## [READING TEXT]
Living in Liberty was founded in 2012 by Elizabeth Echevarria to restore dignity, freedom, and a new life to victims of commercial sexual exploitation by creating a safe, secure, loving, and nurturing community where healing occurs and a new life begins.
Elizabeth is an amazing warrior with a servant’s heart. She became interested in the issue of sex trafficking over a decade ago when she lived in the D.C. metro area. As a women’s ministry leader in her church, she was looking for a retreat speaker without much success. Someone shared a story about a ministry in India started by Beth Grant, Project Rescue where they helped children out of brothels while their mothers were working. Children were often in the rooms where their mothers are providing services. This organization came in and provided childcare, keeping the children from being exposed to what was going on. Through this program, the leaders were able to reach out to the trafficked women to create a plan of exit from the industry. Elizabeth had a strong desire to serve but knew her husband would not be on board to move to India. She began researching locally and realized that it was happening here in the United States, and set out to learn more about the issues.

[Stored dataset items]
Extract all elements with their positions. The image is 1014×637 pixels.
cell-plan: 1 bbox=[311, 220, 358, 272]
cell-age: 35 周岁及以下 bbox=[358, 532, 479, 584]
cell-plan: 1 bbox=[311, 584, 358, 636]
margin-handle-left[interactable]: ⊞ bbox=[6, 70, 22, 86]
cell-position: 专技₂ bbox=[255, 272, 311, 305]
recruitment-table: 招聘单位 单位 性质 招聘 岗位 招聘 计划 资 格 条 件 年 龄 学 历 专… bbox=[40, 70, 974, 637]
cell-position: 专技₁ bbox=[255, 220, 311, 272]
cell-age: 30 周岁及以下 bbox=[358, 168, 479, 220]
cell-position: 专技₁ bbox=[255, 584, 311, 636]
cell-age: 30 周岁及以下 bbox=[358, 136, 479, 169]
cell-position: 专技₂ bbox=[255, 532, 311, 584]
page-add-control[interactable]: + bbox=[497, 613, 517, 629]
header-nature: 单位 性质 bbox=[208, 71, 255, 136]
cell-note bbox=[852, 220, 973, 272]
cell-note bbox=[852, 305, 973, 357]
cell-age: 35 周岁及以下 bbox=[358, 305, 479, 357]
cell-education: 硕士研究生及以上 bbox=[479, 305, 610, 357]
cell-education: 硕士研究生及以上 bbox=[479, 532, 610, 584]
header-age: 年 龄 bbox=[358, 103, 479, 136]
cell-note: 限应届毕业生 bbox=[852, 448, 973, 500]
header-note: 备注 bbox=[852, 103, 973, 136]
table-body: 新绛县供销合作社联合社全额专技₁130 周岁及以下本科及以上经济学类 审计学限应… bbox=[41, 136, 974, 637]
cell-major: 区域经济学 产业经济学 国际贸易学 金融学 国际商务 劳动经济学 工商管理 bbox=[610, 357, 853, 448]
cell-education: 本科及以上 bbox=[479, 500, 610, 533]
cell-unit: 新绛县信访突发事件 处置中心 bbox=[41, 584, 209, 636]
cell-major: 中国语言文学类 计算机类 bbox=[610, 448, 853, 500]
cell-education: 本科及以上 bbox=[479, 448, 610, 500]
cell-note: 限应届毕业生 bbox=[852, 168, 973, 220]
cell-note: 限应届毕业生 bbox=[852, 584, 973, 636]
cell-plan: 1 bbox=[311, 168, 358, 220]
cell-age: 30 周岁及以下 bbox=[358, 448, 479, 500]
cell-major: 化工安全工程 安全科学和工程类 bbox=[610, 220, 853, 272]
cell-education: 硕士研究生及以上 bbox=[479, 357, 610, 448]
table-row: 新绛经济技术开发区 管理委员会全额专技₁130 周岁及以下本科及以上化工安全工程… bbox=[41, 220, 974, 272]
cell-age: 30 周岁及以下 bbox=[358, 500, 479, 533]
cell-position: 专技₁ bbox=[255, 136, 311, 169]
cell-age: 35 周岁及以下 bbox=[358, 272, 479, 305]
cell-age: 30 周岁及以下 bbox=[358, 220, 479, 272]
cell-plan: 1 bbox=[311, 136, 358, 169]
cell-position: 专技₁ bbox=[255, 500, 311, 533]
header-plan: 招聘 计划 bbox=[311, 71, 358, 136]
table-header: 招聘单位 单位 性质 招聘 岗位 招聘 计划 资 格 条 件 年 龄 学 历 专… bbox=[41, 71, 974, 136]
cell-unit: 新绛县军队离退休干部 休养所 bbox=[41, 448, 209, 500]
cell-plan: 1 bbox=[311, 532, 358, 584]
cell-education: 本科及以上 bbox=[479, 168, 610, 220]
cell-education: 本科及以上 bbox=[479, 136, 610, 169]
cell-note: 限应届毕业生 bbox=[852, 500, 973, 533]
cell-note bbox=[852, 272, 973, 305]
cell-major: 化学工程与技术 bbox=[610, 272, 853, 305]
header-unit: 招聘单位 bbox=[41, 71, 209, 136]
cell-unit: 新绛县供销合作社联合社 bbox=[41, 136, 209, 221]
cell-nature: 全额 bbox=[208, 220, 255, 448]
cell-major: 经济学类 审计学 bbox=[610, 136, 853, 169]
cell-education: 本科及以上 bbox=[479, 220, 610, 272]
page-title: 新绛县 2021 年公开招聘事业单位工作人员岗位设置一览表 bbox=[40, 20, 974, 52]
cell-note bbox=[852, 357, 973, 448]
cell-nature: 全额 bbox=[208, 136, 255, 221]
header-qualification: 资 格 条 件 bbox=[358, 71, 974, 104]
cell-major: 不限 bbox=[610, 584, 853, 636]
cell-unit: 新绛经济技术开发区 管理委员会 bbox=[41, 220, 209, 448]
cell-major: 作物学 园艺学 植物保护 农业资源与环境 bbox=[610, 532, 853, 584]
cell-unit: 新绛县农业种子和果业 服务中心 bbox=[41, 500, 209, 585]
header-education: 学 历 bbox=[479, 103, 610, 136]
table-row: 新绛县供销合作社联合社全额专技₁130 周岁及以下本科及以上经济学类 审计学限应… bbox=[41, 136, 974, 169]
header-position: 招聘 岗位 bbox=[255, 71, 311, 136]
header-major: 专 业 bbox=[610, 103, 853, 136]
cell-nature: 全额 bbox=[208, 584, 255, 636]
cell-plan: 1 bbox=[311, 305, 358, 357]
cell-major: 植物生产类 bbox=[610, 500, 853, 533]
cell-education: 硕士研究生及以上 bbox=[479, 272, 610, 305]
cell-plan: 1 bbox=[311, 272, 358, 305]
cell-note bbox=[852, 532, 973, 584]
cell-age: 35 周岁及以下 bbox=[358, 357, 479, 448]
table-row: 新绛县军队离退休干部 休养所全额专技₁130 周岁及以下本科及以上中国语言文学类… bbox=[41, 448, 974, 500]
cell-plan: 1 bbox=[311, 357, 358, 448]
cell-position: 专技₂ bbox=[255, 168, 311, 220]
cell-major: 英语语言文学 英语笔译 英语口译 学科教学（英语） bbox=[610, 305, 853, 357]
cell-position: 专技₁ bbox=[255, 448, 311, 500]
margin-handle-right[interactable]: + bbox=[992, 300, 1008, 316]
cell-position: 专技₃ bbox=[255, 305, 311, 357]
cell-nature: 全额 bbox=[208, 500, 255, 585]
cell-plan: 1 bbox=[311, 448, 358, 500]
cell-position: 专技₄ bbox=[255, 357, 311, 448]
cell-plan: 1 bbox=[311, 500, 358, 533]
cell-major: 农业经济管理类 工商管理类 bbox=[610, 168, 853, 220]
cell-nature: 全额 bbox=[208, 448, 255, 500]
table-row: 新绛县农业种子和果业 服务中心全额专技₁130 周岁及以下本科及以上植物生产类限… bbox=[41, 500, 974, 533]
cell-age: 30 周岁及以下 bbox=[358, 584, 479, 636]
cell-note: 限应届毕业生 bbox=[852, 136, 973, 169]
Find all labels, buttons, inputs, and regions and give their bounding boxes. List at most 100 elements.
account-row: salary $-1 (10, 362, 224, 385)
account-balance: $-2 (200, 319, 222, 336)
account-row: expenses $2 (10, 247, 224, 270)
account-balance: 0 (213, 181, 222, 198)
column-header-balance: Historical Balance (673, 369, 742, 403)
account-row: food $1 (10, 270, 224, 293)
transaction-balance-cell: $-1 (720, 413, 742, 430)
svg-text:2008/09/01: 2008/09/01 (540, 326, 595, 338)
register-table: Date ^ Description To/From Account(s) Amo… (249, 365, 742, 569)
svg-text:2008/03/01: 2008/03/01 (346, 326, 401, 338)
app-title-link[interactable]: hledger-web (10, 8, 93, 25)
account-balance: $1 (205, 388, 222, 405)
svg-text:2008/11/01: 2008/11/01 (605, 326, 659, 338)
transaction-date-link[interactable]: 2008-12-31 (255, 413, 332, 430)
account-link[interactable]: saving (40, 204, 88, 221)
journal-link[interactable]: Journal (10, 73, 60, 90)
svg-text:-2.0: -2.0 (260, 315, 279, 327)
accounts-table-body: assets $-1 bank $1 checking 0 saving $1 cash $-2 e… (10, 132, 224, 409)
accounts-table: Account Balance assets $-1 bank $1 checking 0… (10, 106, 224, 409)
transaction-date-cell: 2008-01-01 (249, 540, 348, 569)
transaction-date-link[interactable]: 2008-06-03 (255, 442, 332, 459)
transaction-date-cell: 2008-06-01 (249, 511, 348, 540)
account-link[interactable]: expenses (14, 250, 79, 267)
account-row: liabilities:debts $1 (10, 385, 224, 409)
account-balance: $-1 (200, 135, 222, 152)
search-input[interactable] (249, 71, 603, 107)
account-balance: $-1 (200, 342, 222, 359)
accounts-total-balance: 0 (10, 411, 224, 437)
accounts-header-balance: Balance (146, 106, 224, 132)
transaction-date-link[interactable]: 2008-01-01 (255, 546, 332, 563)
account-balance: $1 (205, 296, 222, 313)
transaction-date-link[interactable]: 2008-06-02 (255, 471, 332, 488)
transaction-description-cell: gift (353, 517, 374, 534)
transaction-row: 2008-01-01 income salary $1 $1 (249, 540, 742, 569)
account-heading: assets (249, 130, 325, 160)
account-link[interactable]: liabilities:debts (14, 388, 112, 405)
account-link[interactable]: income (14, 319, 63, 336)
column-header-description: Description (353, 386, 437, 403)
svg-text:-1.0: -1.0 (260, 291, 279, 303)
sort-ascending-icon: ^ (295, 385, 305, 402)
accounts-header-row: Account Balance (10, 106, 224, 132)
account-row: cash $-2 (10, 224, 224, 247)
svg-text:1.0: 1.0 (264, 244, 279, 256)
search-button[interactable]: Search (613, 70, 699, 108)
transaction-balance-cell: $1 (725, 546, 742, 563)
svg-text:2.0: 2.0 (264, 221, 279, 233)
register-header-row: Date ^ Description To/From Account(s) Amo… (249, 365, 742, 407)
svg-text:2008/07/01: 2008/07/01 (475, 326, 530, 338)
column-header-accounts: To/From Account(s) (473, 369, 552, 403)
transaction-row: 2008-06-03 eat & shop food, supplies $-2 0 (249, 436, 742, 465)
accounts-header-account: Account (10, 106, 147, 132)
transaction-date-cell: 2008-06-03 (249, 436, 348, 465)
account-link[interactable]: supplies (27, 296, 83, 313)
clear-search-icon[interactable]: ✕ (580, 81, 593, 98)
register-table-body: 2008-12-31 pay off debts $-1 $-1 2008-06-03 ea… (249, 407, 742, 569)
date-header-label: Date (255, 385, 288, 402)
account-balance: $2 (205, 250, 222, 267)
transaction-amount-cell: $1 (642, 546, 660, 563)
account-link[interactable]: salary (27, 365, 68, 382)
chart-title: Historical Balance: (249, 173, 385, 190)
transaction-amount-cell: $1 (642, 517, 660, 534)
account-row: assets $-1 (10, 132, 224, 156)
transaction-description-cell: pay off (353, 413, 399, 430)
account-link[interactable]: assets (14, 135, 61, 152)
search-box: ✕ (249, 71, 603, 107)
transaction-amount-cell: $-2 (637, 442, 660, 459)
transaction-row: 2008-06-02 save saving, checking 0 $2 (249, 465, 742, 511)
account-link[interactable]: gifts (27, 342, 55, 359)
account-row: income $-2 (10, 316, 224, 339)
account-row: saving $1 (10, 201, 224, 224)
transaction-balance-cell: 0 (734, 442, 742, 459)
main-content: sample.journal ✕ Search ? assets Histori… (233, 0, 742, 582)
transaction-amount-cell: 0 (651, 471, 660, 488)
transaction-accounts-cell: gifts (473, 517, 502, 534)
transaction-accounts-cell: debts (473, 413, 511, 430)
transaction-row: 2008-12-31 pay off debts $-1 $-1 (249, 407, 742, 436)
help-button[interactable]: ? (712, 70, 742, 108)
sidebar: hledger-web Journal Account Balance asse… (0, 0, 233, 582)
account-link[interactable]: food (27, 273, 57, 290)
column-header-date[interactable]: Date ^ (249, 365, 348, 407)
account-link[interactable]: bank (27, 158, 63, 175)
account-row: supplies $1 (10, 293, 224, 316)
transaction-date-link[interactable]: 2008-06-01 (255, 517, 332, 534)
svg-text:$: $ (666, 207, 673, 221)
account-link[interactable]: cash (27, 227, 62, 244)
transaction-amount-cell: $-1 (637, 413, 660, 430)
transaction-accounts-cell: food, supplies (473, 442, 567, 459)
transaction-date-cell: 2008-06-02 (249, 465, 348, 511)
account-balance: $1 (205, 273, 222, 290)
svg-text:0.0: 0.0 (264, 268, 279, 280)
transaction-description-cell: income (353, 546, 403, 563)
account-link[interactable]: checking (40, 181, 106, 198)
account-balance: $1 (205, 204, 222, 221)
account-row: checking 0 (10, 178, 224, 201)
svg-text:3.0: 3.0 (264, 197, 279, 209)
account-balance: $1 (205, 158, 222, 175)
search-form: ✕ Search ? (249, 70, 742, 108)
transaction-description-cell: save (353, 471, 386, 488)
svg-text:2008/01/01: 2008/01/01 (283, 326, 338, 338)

## [INSTRUCTIONS]
(a) Answer these questions using the Living in Liberty passage.
(i) In what year was Living in Liberty founded?
(ii) In what area was Elizabeth living when she became interested in the issue of sex trafficking?
(iii) Who started Project Rescue?
(b) Give again the part of the Living in Liberty passage that begins at the words "Living in Liberty" and stops after the words "new life begins.".
(c) Carry on the Living in Liberty passage after its final sentence.

## [THE REPLIES]
(a)
(i) 2012
(ii) The D.C. metro area
(iii) Beth Grant

(b)
Living in Liberty was founded in 2012 by Elizabeth Echevarria to restore dignity, freedom, and a new life to victims of commercial sexual exploitation by creating a safe, secure, loving, and nurturing community where healing occurs and a new life begins.

(c)
Elizabeth’s husband’s job relocated them to Pittsburgh. After arriving here she prayed for an entire year to be led to serve in this area. She became painfully aware there were not any aftercare services for victims specifically for sex trafficking. While attending ministry school she again discovered there was a need for care services for these women. She immediately set out to create relationships within the local community and friended a local trusted pastor. His church was used as a safe place to engage with the women. Elizabeth started with a staff of 13 volunteers walking the streets of Homewood approaching women, passing out cards offering a safe place to eat, shower, rest. Her staff quickly dwindled to 2 people. However, Elizabeth never lost sight of her mission and she continued on a prayerful journey. She formed meaningful Christian relationships all over the country with others leaders involved in rehabilitating victims who inspired and motivated her to keep going.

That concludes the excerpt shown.